## Start LISTED RECORDS

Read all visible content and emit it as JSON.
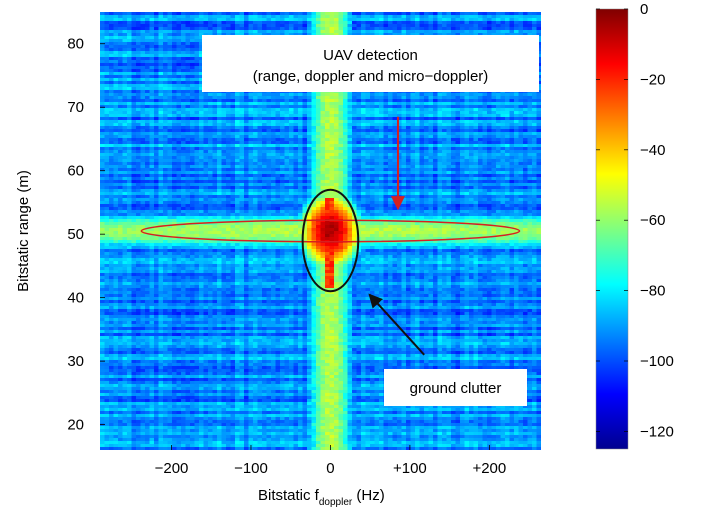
{
  "chart_data": {
    "type": "heatmap",
    "title": "",
    "xlabel_main": "Bitstatic f",
    "xlabel_sub": "doppler",
    "xlabel_unit": " (Hz)",
    "ylabel": "Bitstatic range (m)",
    "xlim": [
      -290,
      265
    ],
    "ylim": [
      16,
      85
    ],
    "x_ticks": [
      -200,
      -100,
      0,
      100,
      200
    ],
    "x_tick_labels": [
      "−200",
      "−100",
      "0",
      "+100",
      "+200"
    ],
    "y_ticks": [
      20,
      30,
      40,
      50,
      60,
      70,
      80
    ],
    "y_tick_labels": [
      "20",
      "30",
      "40",
      "50",
      "60",
      "70",
      "80"
    ],
    "colorbar": {
      "range": [
        -125,
        0
      ],
      "ticks": [
        0,
        -20,
        -40,
        -60,
        -80,
        -100,
        -120
      ],
      "tick_labels": [
        "0",
        "−20",
        "−40",
        "−60",
        "−80",
        "−100",
        "−120"
      ],
      "colormap": "jet"
    },
    "features": {
      "zero_doppler_column_x": 0,
      "target_range": 50.5,
      "target_peak_dB": -5,
      "background_dB": -92
    },
    "annotations": [
      {
        "id": "uav",
        "lines": [
          "UAV detection",
          "(range, doppler and micro−doppler)"
        ],
        "ellipse": {
          "cx": 0,
          "cy": 50.5,
          "rx": 238,
          "ry": 1.7
        },
        "arrow_from": [
          85,
          68.5
        ],
        "arrow_to": [
          85,
          54
        ],
        "color": "#d62020"
      },
      {
        "id": "clutter",
        "lines": [
          "ground clutter"
        ],
        "ellipse": {
          "cx": 0,
          "cy": 49,
          "rx": 35,
          "ry": 8
        },
        "arrow_from": [
          118,
          31
        ],
        "arrow_to": [
          49,
          40.5
        ],
        "color": "#111111"
      }
    ]
  }
}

## End LISTED RECORDS

• [GIVEN PROBLEM] Keep the pictures out of your copy, and repeat every entry above exactly.

• [SOLUTION TO THIS PROBLEM]
Read all visible content and emit it as JSON.
{
  "chart_data": {
    "type": "heatmap",
    "title": "",
    "xlabel_main": "Bitstatic f",
    "xlabel_sub": "doppler",
    "xlabel_unit": " (Hz)",
    "ylabel": "Bitstatic range (m)",
    "xlim": [
      -290,
      265
    ],
    "ylim": [
      16,
      85
    ],
    "x_ticks": [
      -200,
      -100,
      0,
      100,
      200
    ],
    "x_tick_labels": [
      "−200",
      "−100",
      "0",
      "+100",
      "+200"
    ],
    "y_ticks": [
      20,
      30,
      40,
      50,
      60,
      70,
      80
    ],
    "y_tick_labels": [
      "20",
      "30",
      "40",
      "50",
      "60",
      "70",
      "80"
    ],
    "colorbar": {
      "range": [
        -125,
        0
      ],
      "ticks": [
        0,
        -20,
        -40,
        -60,
        -80,
        -100,
        -120
      ],
      "tick_labels": [
        "0",
        "−20",
        "−40",
        "−60",
        "−80",
        "−100",
        "−120"
      ],
      "colormap": "jet"
    },
    "features": {
      "zero_doppler_column_x": 0,
      "target_range": 50.5,
      "target_peak_dB": -5,
      "background_dB": -92
    },
    "annotations": [
      {
        "id": "uav",
        "lines": [
          "UAV detection",
          "(range, doppler and micro−doppler)"
        ],
        "ellipse": {
          "cx": 0,
          "cy": 50.5,
          "rx": 238,
          "ry": 1.7
        },
        "arrow_from": [
          85,
          68.5
        ],
        "arrow_to": [
          85,
          54
        ],
        "color": "#d62020"
      },
      {
        "id": "clutter",
        "lines": [
          "ground clutter"
        ],
        "ellipse": {
          "cx": 0,
          "cy": 49,
          "rx": 35,
          "ry": 8
        },
        "arrow_from": [
          118,
          31
        ],
        "arrow_to": [
          49,
          40.5
        ],
        "color": "#111111"
      }
    ]
  }
}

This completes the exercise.